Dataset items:

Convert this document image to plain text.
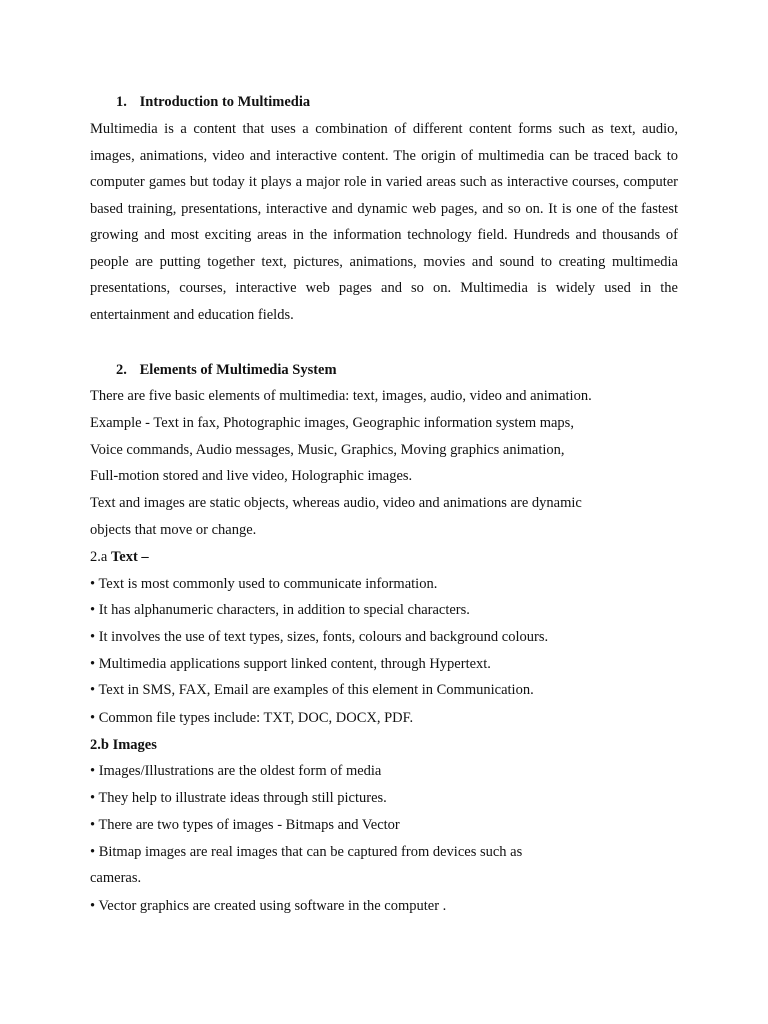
1. Introduction to Multimedia
Multimedia is a content that uses a combination of different content forms such as text, audio, images, animations, video and interactive content. The origin of multimedia can be traced back to computer games but today it plays a major role in varied areas such as interactive courses, computer based training, presentations, interactive and dynamic web pages, and so on. It is one of the fastest growing and most exciting areas in the information technology field. Hundreds and thousands of people are putting together text, pictures, animations, movies and sound to creating multimedia presentations, courses, interactive web pages and so on. Multimedia is widely used in the entertainment and education fields.
2. Elements of Multimedia System
There are five basic elements of multimedia: text, images, audio, video and animation.
Example - Text in fax, Photographic images, Geographic information system maps,
Voice commands, Audio messages, Music, Graphics, Moving graphics animation,
Full-motion stored and live video, Holographic images.
Text and images are static objects, whereas audio, video and animations are dynamic
objects that move or change.
2.a Text –
• Text is most commonly used to communicate information.
• It has alphanumeric characters, in addition to special characters.
• It involves the use of text types, sizes, fonts, colours and background colours.
• Multimedia applications support linked content, through Hypertext.
• Text in SMS, FAX, Email are examples of this element in Communication.
• Common file types include: TXT, DOC, DOCX, PDF.
2.b Images
• Images/Illustrations are the oldest form of media
• They help to illustrate ideas through still pictures.
• There are two types of images - Bitmaps and Vector
• Bitmap images are real images that can be captured from devices such as
cameras.
• Vector graphics are created using software in the computer .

To do: Copy out each record shown above without alteration, skipping any picture.

Exercise response:
Convert this document image to plain text.
1. Introduction to Multimedia
Multimedia is a content that uses a combination of different content forms such as text, audio, images, animations, video and interactive content. The origin of multimedia can be traced back to computer games but today it plays a major role in varied areas such as interactive courses, computer based training, presentations, interactive and dynamic web pages, and so on. It is one of the fastest growing and most exciting areas in the information technology field. Hundreds and thousands of people are putting together text, pictures, animations, movies and sound to creating multimedia presentations, courses, interactive web pages and so on. Multimedia is widely used in the entertainment and education fields.
2. Elements of Multimedia System
There are five basic elements of multimedia: text, images, audio, video and animation.
Example - Text in fax, Photographic images, Geographic information system maps,
Voice commands, Audio messages, Music, Graphics, Moving graphics animation,
Full-motion stored and live video, Holographic images.
Text and images are static objects, whereas audio, video and animations are dynamic
objects that move or change.
2.a Text –
• Text is most commonly used to communicate information.
• It has alphanumeric characters, in addition to special characters.
• It involves the use of text types, sizes, fonts, colours and background colours.
• Multimedia applications support linked content, through Hypertext.
• Text in SMS, FAX, Email are examples of this element in Communication.
• Common file types include: TXT, DOC, DOCX, PDF.
2.b Images
• Images/Illustrations are the oldest form of media
• They help to illustrate ideas through still pictures.
• There are two types of images - Bitmaps and Vector
• Bitmap images are real images that can be captured from devices such as
cameras.
• Vector graphics are created using software in the computer .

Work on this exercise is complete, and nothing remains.